> [GIVEN EXERCISE]: Send each entry back exactly as given, pictures excluded.

> [Items from a dataset]:
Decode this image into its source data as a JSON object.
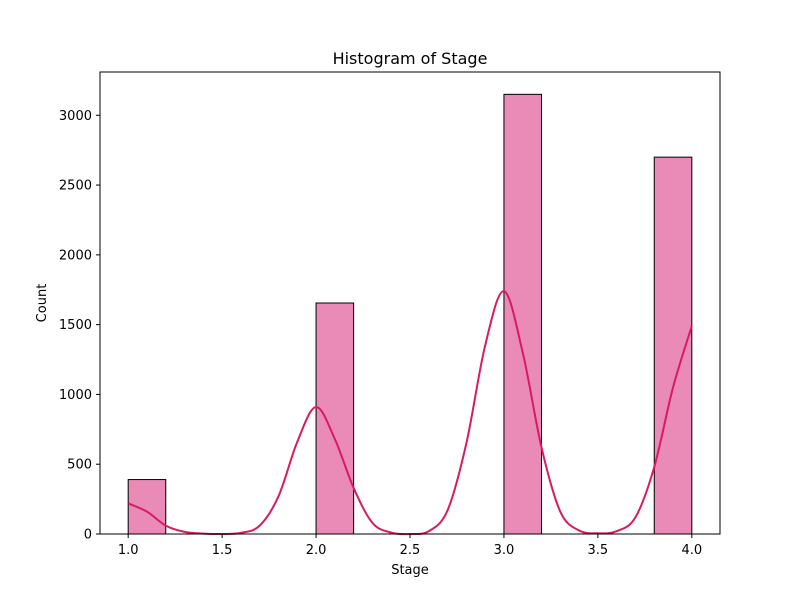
{
  "chart_data": {
    "type": "bar",
    "title": "Histogram of Stage",
    "xlabel": "Stage",
    "ylabel": "Count",
    "xlim": [
      0.85,
      4.15
    ],
    "ylim": [
      0,
      3310
    ],
    "x_ticks": [
      "1.0",
      "1.5",
      "2.0",
      "2.5",
      "3.0",
      "3.5",
      "4.0"
    ],
    "y_ticks": [
      "0",
      "500",
      "1000",
      "1500",
      "2000",
      "2500",
      "3000"
    ],
    "bar_color": "#e98bb6",
    "edge_color": "#000000",
    "kde_color": "#d81b60",
    "bins": [
      {
        "start": 1.0,
        "end": 1.2,
        "count": 390
      },
      {
        "start": 1.2,
        "end": 1.4,
        "count": 0
      },
      {
        "start": 1.4,
        "end": 1.6,
        "count": 0
      },
      {
        "start": 1.6,
        "end": 1.8,
        "count": 0
      },
      {
        "start": 1.8,
        "end": 2.0,
        "count": 0
      },
      {
        "start": 2.0,
        "end": 2.2,
        "count": 1655
      },
      {
        "start": 2.2,
        "end": 2.4,
        "count": 0
      },
      {
        "start": 2.4,
        "end": 2.6,
        "count": 0
      },
      {
        "start": 2.6,
        "end": 2.8,
        "count": 0
      },
      {
        "start": 2.8,
        "end": 3.0,
        "count": 0
      },
      {
        "start": 3.0,
        "end": 3.2,
        "count": 3150
      },
      {
        "start": 3.2,
        "end": 3.4,
        "count": 0
      },
      {
        "start": 3.4,
        "end": 3.6,
        "count": 0
      },
      {
        "start": 3.6,
        "end": 3.8,
        "count": 0
      },
      {
        "start": 3.8,
        "end": 4.0,
        "count": 2700
      }
    ],
    "kde": {
      "x": [
        1.0,
        1.1,
        1.2,
        1.3,
        1.4,
        1.5,
        1.6,
        1.7,
        1.8,
        1.9,
        2.0,
        2.1,
        2.2,
        2.3,
        2.4,
        2.5,
        2.6,
        2.7,
        2.8,
        2.9,
        3.0,
        3.1,
        3.2,
        3.3,
        3.4,
        3.5,
        3.6,
        3.7,
        3.8,
        3.9,
        4.0
      ],
      "y": [
        220,
        160,
        60,
        15,
        3,
        0,
        8,
        60,
        270,
        660,
        910,
        680,
        330,
        80,
        10,
        0,
        20,
        170,
        650,
        1350,
        1740,
        1300,
        620,
        160,
        25,
        5,
        20,
        120,
        480,
        1050,
        1490
      ]
    }
  }
}
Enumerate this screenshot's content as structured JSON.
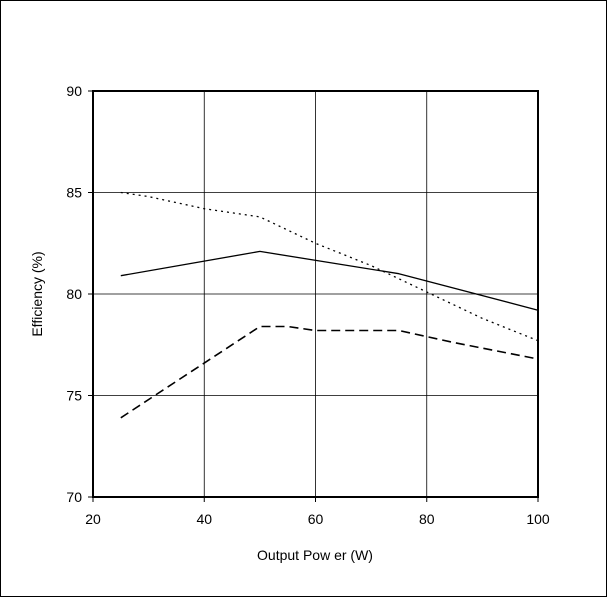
{
  "chart_data": {
    "type": "line",
    "title": "",
    "xlabel": "Output Pow er (W)",
    "ylabel": "Efficiency (%)",
    "xlim": [
      20,
      100
    ],
    "ylim": [
      70,
      90
    ],
    "x_ticks": [
      20,
      40,
      60,
      80,
      100
    ],
    "y_ticks": [
      70,
      75,
      80,
      85,
      90
    ],
    "x_tick_labels": [
      "20",
      "40",
      "60",
      "80",
      "100"
    ],
    "y_tick_labels": [
      "70",
      "75",
      "80",
      "85",
      "90"
    ],
    "grid": true,
    "legend": "none",
    "series": [
      {
        "style": "solid",
        "color": "#000000",
        "points": [
          [
            25,
            80.9
          ],
          [
            50,
            82.1
          ],
          [
            75,
            81.0
          ],
          [
            100,
            79.2
          ]
        ]
      },
      {
        "style": "dotted",
        "color": "#000000",
        "points": [
          [
            25,
            85.0
          ],
          [
            30,
            84.8
          ],
          [
            40,
            84.2
          ],
          [
            50,
            83.8
          ],
          [
            60,
            82.5
          ],
          [
            70,
            81.4
          ],
          [
            80,
            80.1
          ],
          [
            90,
            78.8
          ],
          [
            100,
            77.7
          ]
        ]
      },
      {
        "style": "dashed",
        "color": "#000000",
        "points": [
          [
            25,
            73.9
          ],
          [
            50,
            78.4
          ],
          [
            55,
            78.4
          ],
          [
            60,
            78.2
          ],
          [
            75,
            78.2
          ],
          [
            85,
            77.6
          ],
          [
            100,
            76.8
          ]
        ]
      }
    ]
  }
}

> [TASK RESPONSE]:
Decode this image into its source data as a JSON object.
{
  "chart_data": {
    "type": "bar",
    "title": "Histogram of Stage",
    "xlabel": "Stage",
    "ylabel": "Count",
    "xlim": [
      0.85,
      4.15
    ],
    "ylim": [
      0,
      3310
    ],
    "x_ticks": [
      "1.0",
      "1.5",
      "2.0",
      "2.5",
      "3.0",
      "3.5",
      "4.0"
    ],
    "y_ticks": [
      "0",
      "500",
      "1000",
      "1500",
      "2000",
      "2500",
      "3000"
    ],
    "bar_color": "#e98bb6",
    "edge_color": "#000000",
    "kde_color": "#d81b60",
    "bins": [
      {
        "start": 1.0,
        "end": 1.2,
        "count": 390
      },
      {
        "start": 1.2,
        "end": 1.4,
        "count": 0
      },
      {
        "start": 1.4,
        "end": 1.6,
        "count": 0
      },
      {
        "start": 1.6,
        "end": 1.8,
        "count": 0
      },
      {
        "start": 1.8,
        "end": 2.0,
        "count": 0
      },
      {
        "start": 2.0,
        "end": 2.2,
        "count": 1655
      },
      {
        "start": 2.2,
        "end": 2.4,
        "count": 0
      },
      {
        "start": 2.4,
        "end": 2.6,
        "count": 0
      },
      {
        "start": 2.6,
        "end": 2.8,
        "count": 0
      },
      {
        "start": 2.8,
        "end": 3.0,
        "count": 0
      },
      {
        "start": 3.0,
        "end": 3.2,
        "count": 3150
      },
      {
        "start": 3.2,
        "end": 3.4,
        "count": 0
      },
      {
        "start": 3.4,
        "end": 3.6,
        "count": 0
      },
      {
        "start": 3.6,
        "end": 3.8,
        "count": 0
      },
      {
        "start": 3.8,
        "end": 4.0,
        "count": 2700
      }
    ],
    "kde": {
      "x": [
        1.0,
        1.1,
        1.2,
        1.3,
        1.4,
        1.5,
        1.6,
        1.7,
        1.8,
        1.9,
        2.0,
        2.1,
        2.2,
        2.3,
        2.4,
        2.5,
        2.6,
        2.7,
        2.8,
        2.9,
        3.0,
        3.1,
        3.2,
        3.3,
        3.4,
        3.5,
        3.6,
        3.7,
        3.8,
        3.9,
        4.0
      ],
      "y": [
        220,
        160,
        60,
        15,
        3,
        0,
        8,
        60,
        270,
        660,
        910,
        680,
        330,
        80,
        10,
        0,
        20,
        170,
        650,
        1350,
        1740,
        1300,
        620,
        160,
        25,
        5,
        20,
        120,
        480,
        1050,
        1490
      ]
    }
  }
}
Enumerate this screenshot's content as structured JSON.
{
  "chart_data": {
    "type": "line",
    "title": "",
    "xlabel": "Output Pow er (W)",
    "ylabel": "Efficiency (%)",
    "xlim": [
      20,
      100
    ],
    "ylim": [
      70,
      90
    ],
    "x_ticks": [
      20,
      40,
      60,
      80,
      100
    ],
    "y_ticks": [
      70,
      75,
      80,
      85,
      90
    ],
    "x_tick_labels": [
      "20",
      "40",
      "60",
      "80",
      "100"
    ],
    "y_tick_labels": [
      "70",
      "75",
      "80",
      "85",
      "90"
    ],
    "grid": true,
    "legend": "none",
    "series": [
      {
        "style": "solid",
        "color": "#000000",
        "points": [
          [
            25,
            80.9
          ],
          [
            50,
            82.1
          ],
          [
            75,
            81.0
          ],
          [
            100,
            79.2
          ]
        ]
      },
      {
        "style": "dotted",
        "color": "#000000",
        "points": [
          [
            25,
            85.0
          ],
          [
            30,
            84.8
          ],
          [
            40,
            84.2
          ],
          [
            50,
            83.8
          ],
          [
            60,
            82.5
          ],
          [
            70,
            81.4
          ],
          [
            80,
            80.1
          ],
          [
            90,
            78.8
          ],
          [
            100,
            77.7
          ]
        ]
      },
      {
        "style": "dashed",
        "color": "#000000",
        "points": [
          [
            25,
            73.9
          ],
          [
            50,
            78.4
          ],
          [
            55,
            78.4
          ],
          [
            60,
            78.2
          ],
          [
            75,
            78.2
          ],
          [
            85,
            77.6
          ],
          [
            100,
            76.8
          ]
        ]
      }
    ]
  }
}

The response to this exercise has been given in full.